(Data listing)
- - -
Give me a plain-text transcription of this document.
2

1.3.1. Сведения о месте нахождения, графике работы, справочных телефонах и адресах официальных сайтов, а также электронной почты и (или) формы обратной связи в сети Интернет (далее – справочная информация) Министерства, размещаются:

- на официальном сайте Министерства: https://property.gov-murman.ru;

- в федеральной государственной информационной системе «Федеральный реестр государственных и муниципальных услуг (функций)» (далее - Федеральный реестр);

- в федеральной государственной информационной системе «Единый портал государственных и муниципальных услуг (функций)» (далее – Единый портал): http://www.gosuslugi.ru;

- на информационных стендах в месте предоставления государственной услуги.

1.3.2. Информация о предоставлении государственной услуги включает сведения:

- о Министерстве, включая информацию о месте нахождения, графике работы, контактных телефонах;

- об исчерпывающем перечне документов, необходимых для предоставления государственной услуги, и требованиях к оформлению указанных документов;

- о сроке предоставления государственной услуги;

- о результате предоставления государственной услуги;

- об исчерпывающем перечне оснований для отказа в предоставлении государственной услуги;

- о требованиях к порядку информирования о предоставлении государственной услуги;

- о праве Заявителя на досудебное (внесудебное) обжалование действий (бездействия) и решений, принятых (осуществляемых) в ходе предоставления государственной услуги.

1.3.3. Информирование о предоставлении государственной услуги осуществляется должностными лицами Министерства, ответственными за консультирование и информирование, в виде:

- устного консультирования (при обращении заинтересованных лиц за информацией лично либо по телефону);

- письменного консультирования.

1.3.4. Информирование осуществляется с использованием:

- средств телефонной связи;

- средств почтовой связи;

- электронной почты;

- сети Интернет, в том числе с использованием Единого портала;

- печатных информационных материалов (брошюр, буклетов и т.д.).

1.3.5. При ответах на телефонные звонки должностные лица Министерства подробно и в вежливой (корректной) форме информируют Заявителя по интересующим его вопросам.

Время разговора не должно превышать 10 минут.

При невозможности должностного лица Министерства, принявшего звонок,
- - -
Each record must be returned exactly as it is written.

### Complete response
Give me a plain-text transcription of this document.
2

1.3.1. Сведения о месте нахождения, графике работы, справочных телефонах и адресах официальных сайтов, а также электронной почты и (или) формы обратной связи в сети Интернет (далее – справочная информация) Министерства, размещаются:

- на официальном сайте Министерства: https://property.gov-murman.ru;

- в федеральной государственной информационной системе «Федеральный реестр государственных и муниципальных услуг (функций)» (далее - Федеральный реестр);

- в федеральной государственной информационной системе «Единый портал государственных и муниципальных услуг (функций)» (далее – Единый портал): http://www.gosuslugi.ru;

- на информационных стендах в месте предоставления государственной услуги.

1.3.2. Информация о предоставлении государственной услуги включает сведения:

- о Министерстве, включая информацию о месте нахождения, графике работы, контактных телефонах;

- об исчерпывающем перечне документов, необходимых для предоставления государственной услуги, и требованиях к оформлению указанных документов;

- о сроке предоставления государственной услуги;

- о результате предоставления государственной услуги;

- об исчерпывающем перечне оснований для отказа в предоставлении государственной услуги;

- о требованиях к порядку информирования о предоставлении государственной услуги;

- о праве Заявителя на досудебное (внесудебное) обжалование действий (бездействия) и решений, принятых (осуществляемых) в ходе предоставления государственной услуги.

1.3.3. Информирование о предоставлении государственной услуги осуществляется должностными лицами Министерства, ответственными за консультирование и информирование, в виде:

- устного консультирования (при обращении заинтересованных лиц за информацией лично либо по телефону);

- письменного консультирования.

1.3.4. Информирование осуществляется с использованием:

- средств телефонной связи;

- средств почтовой связи;

- электронной почты;

- сети Интернет, в том числе с использованием Единого портала;

- печатных информационных материалов (брошюр, буклетов и т.д.).

1.3.5. При ответах на телефонные звонки должностные лица Министерства подробно и в вежливой (корректной) форме информируют Заявителя по интересующим его вопросам.

Время разговора не должно превышать 10 минут.

При невозможности должностного лица Министерства, принявшего звонок,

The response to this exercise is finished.